- [Directions]
Leave out the pictures; transcribe all else exactly.

- [Dataset records]

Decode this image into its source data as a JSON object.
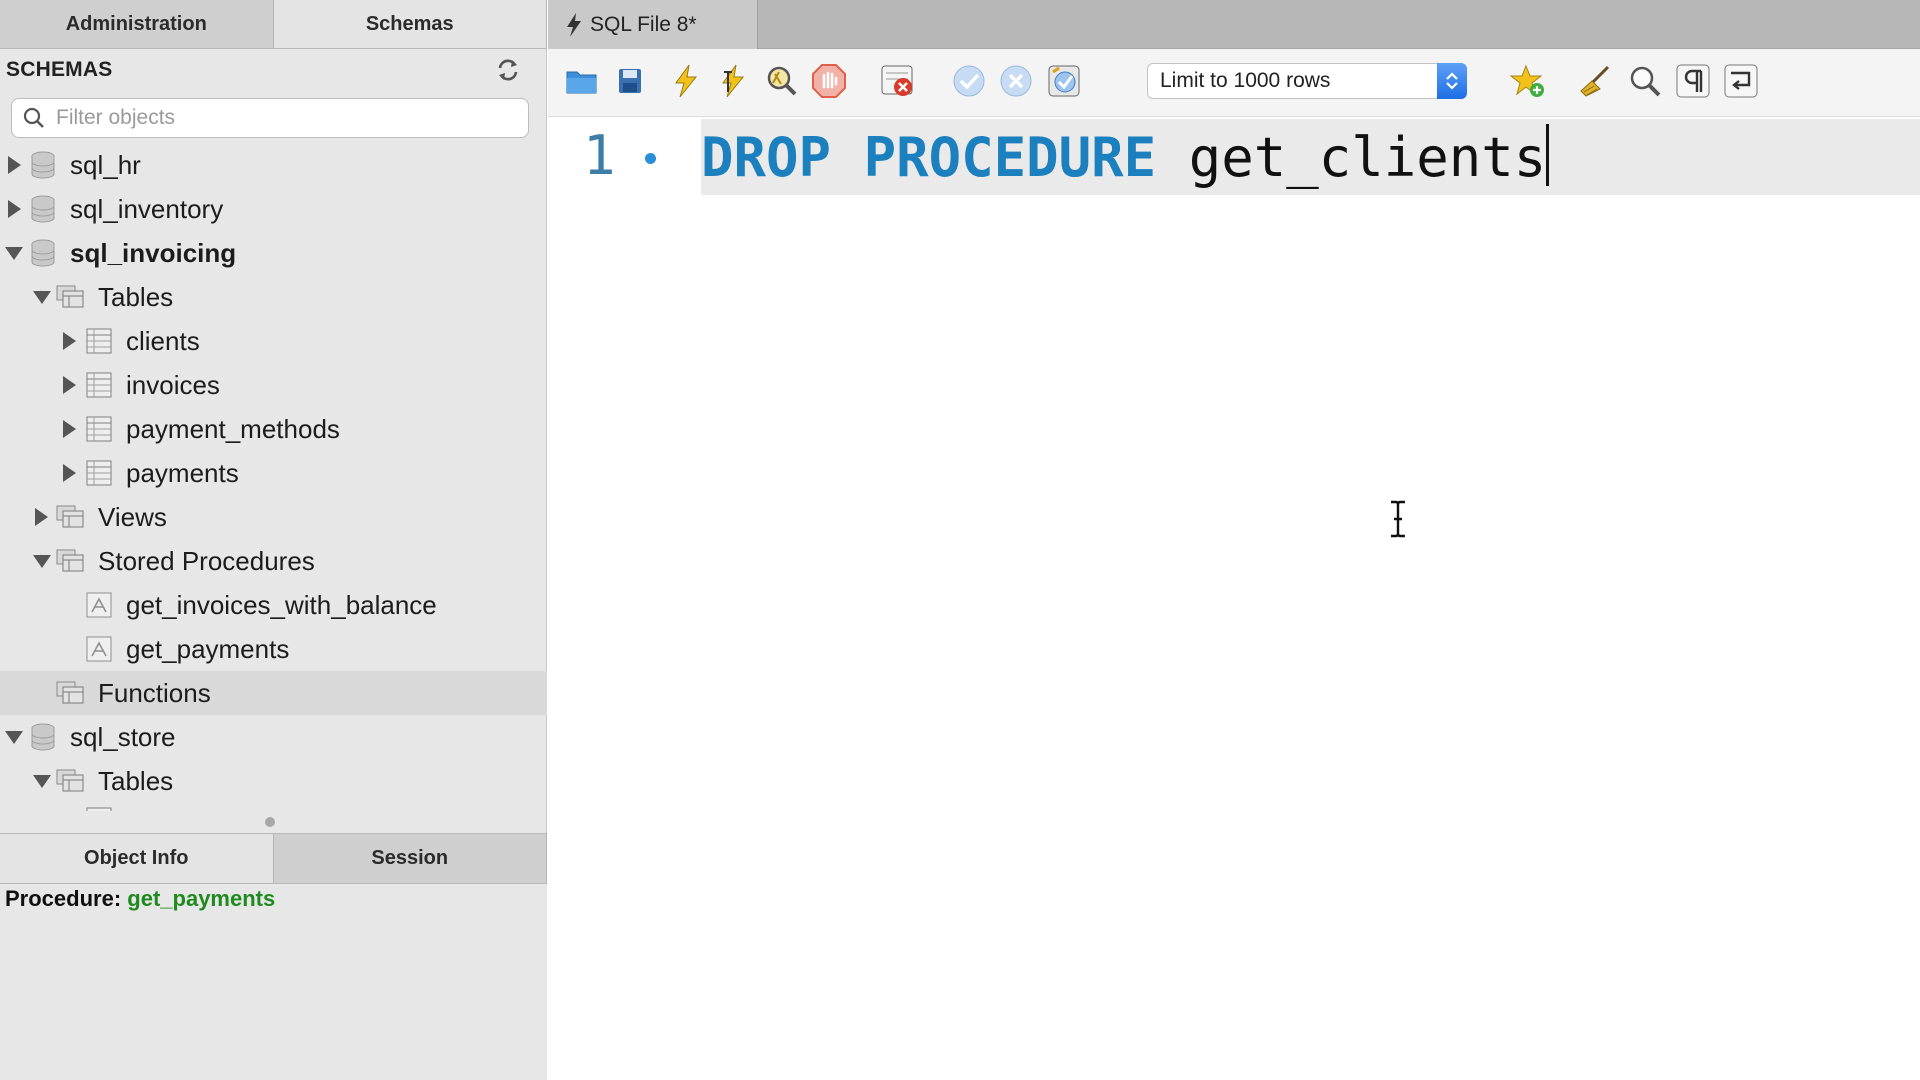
{
  "left_tabs": {
    "administration": "Administration",
    "schemas": "Schemas"
  },
  "schemas_header": "SCHEMAS",
  "filter": {
    "placeholder": "Filter objects",
    "value": ""
  },
  "tree": {
    "sql_hr": "sql_hr",
    "sql_inventory": "sql_inventory",
    "sql_invoicing": "sql_invoicing",
    "tables": "Tables",
    "clients": "clients",
    "invoices": "invoices",
    "payment_methods": "payment_methods",
    "payments": "payments",
    "views": "Views",
    "stored_procedures": "Stored Procedures",
    "proc1": "get_invoices_with_balance",
    "proc2": "get_payments",
    "functions": "Functions",
    "sql_store": "sql_store",
    "store_tables": "Tables"
  },
  "bottom_tabs": {
    "object_info": "Object Info",
    "session": "Session"
  },
  "info": {
    "label": "Procedure:",
    "value": "get_payments"
  },
  "file_tab": "SQL File 8*",
  "limit_select": "Limit to 1000 rows",
  "editor": {
    "line_number": "1",
    "keyword1": "DROP",
    "keyword2": "PROCEDURE",
    "identifier": "get_clients"
  },
  "colors": {
    "keyword": "#1c7fbe",
    "info_value": "#1f8a1f",
    "line_number": "#3c7ea6"
  },
  "icons": [
    "refresh-icon",
    "search-icon",
    "database-icon",
    "folder-icon",
    "table-icon",
    "procedure-icon",
    "open-file-icon",
    "save-icon",
    "execute-icon",
    "execute-current-icon",
    "explain-icon",
    "stop-icon",
    "toggle-error-icon",
    "commit-icon",
    "rollback-icon",
    "autocommit-icon",
    "bookmark-icon",
    "beautify-icon",
    "find-icon",
    "invisible-chars-icon",
    "word-wrap-icon",
    "ibeam-cursor-icon"
  ]
}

- [Exercise result]
Decode this image into its source data as a JSON object.
{
  "left_tabs": {
    "administration": "Administration",
    "schemas": "Schemas"
  },
  "schemas_header": "SCHEMAS",
  "filter": {
    "placeholder": "Filter objects",
    "value": ""
  },
  "tree": {
    "sql_hr": "sql_hr",
    "sql_inventory": "sql_inventory",
    "sql_invoicing": "sql_invoicing",
    "tables": "Tables",
    "clients": "clients",
    "invoices": "invoices",
    "payment_methods": "payment_methods",
    "payments": "payments",
    "views": "Views",
    "stored_procedures": "Stored Procedures",
    "proc1": "get_invoices_with_balance",
    "proc2": "get_payments",
    "functions": "Functions",
    "sql_store": "sql_store",
    "store_tables": "Tables"
  },
  "bottom_tabs": {
    "object_info": "Object Info",
    "session": "Session"
  },
  "info": {
    "label": "Procedure:",
    "value": "get_payments"
  },
  "file_tab": "SQL File 8*",
  "limit_select": "Limit to 1000 rows",
  "editor": {
    "line_number": "1",
    "keyword1": "DROP",
    "keyword2": "PROCEDURE",
    "identifier": "get_clients"
  },
  "colors": {
    "keyword": "#1c7fbe",
    "info_value": "#1f8a1f",
    "line_number": "#3c7ea6"
  },
  "icons": [
    "refresh-icon",
    "search-icon",
    "database-icon",
    "folder-icon",
    "table-icon",
    "procedure-icon",
    "open-file-icon",
    "save-icon",
    "execute-icon",
    "execute-current-icon",
    "explain-icon",
    "stop-icon",
    "toggle-error-icon",
    "commit-icon",
    "rollback-icon",
    "autocommit-icon",
    "bookmark-icon",
    "beautify-icon",
    "find-icon",
    "invisible-chars-icon",
    "word-wrap-icon",
    "ibeam-cursor-icon"
  ]
}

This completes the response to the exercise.